## Extracted material
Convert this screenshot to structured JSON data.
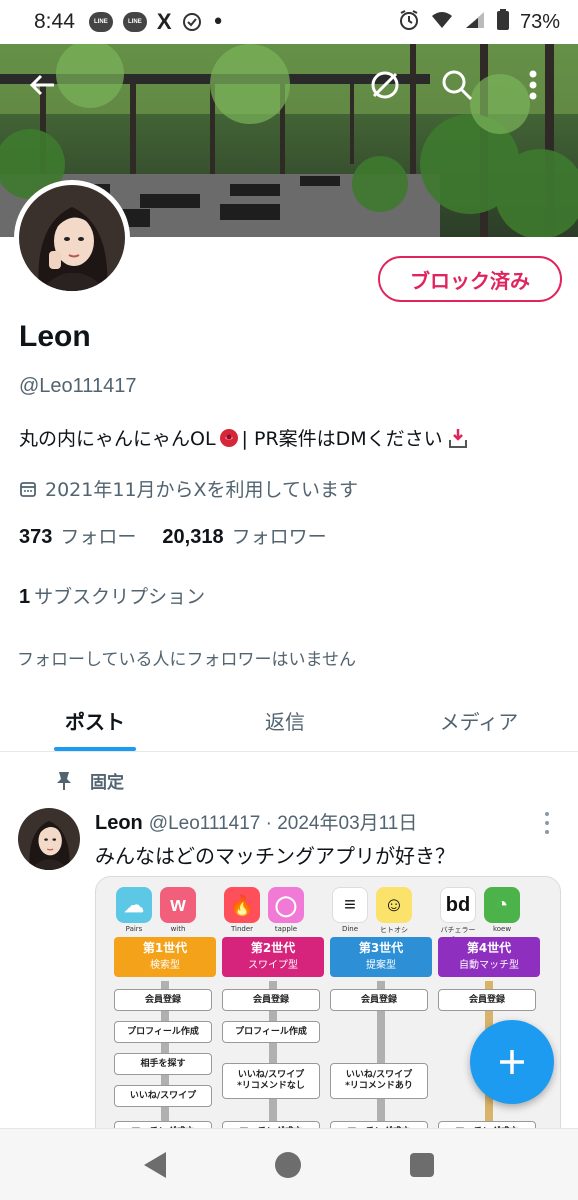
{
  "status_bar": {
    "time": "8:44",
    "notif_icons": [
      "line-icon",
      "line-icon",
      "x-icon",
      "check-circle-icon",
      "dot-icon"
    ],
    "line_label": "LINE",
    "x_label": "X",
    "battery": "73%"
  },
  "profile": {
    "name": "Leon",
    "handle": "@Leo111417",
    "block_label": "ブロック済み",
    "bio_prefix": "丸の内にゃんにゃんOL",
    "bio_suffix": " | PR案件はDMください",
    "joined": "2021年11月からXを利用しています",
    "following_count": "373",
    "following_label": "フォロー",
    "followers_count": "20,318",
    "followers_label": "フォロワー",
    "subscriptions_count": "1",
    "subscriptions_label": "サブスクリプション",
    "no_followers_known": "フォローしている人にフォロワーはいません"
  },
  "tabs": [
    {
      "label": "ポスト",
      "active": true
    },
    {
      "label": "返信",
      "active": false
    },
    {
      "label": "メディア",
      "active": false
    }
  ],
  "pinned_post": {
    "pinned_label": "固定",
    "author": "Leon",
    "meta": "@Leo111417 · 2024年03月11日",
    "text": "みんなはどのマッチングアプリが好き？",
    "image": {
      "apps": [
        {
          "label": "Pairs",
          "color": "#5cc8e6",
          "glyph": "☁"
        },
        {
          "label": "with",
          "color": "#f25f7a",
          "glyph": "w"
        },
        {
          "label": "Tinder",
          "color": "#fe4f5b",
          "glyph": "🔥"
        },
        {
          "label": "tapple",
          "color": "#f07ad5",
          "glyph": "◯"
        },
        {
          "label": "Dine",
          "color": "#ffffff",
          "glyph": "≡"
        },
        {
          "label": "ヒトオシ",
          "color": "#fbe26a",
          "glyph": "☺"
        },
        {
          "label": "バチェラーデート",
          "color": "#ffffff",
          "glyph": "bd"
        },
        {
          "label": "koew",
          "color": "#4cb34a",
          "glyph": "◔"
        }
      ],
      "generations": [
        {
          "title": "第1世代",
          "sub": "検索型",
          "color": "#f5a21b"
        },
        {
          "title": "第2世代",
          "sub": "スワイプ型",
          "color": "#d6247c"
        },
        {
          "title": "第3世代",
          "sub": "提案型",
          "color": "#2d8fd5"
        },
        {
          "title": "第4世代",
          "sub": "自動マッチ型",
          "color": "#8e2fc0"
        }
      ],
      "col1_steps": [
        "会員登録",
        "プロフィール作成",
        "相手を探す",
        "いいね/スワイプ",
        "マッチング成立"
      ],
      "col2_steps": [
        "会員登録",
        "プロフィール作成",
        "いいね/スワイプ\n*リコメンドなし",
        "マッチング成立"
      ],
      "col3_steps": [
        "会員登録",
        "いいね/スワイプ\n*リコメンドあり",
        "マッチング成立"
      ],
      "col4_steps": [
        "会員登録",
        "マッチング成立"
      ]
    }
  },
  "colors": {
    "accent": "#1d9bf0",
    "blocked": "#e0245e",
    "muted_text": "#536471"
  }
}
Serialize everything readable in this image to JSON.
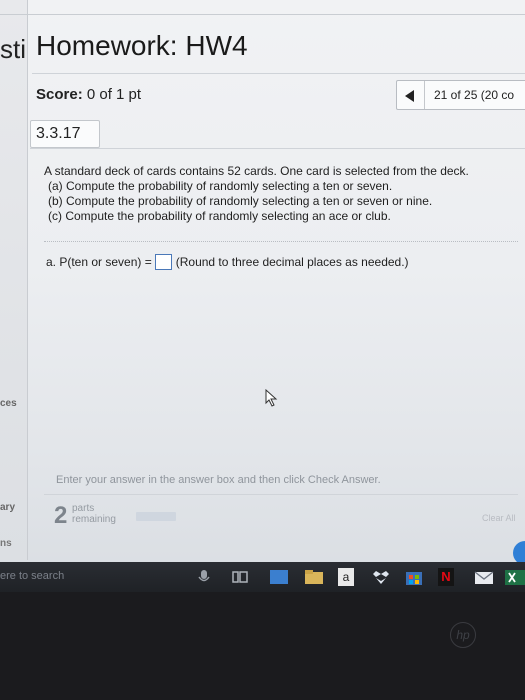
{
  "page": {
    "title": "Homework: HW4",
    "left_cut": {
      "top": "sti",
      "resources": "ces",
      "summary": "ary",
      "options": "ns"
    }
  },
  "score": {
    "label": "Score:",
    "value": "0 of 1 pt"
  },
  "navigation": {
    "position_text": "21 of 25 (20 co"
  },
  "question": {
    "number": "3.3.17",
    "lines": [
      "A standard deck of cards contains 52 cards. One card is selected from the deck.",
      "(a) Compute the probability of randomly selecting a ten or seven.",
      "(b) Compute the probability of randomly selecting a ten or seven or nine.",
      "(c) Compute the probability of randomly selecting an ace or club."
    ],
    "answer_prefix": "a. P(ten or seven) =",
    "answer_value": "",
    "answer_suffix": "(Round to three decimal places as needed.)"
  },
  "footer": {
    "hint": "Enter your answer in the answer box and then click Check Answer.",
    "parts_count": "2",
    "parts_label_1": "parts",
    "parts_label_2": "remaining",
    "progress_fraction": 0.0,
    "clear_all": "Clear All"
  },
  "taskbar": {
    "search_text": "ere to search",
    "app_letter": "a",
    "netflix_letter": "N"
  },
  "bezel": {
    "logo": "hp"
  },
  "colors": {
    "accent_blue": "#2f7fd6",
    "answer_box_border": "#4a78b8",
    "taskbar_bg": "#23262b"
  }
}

## Problem details
Scan the lines for the string "Compute". Copy out each line that matches.

## Complete output
      "(a) Compute the probability of randomly selecting a ten or seven.",
      "(b) Compute the probability of randomly selecting a ten or seven or nine.",
      "(c) Compute the probability of randomly selecting an ace or club."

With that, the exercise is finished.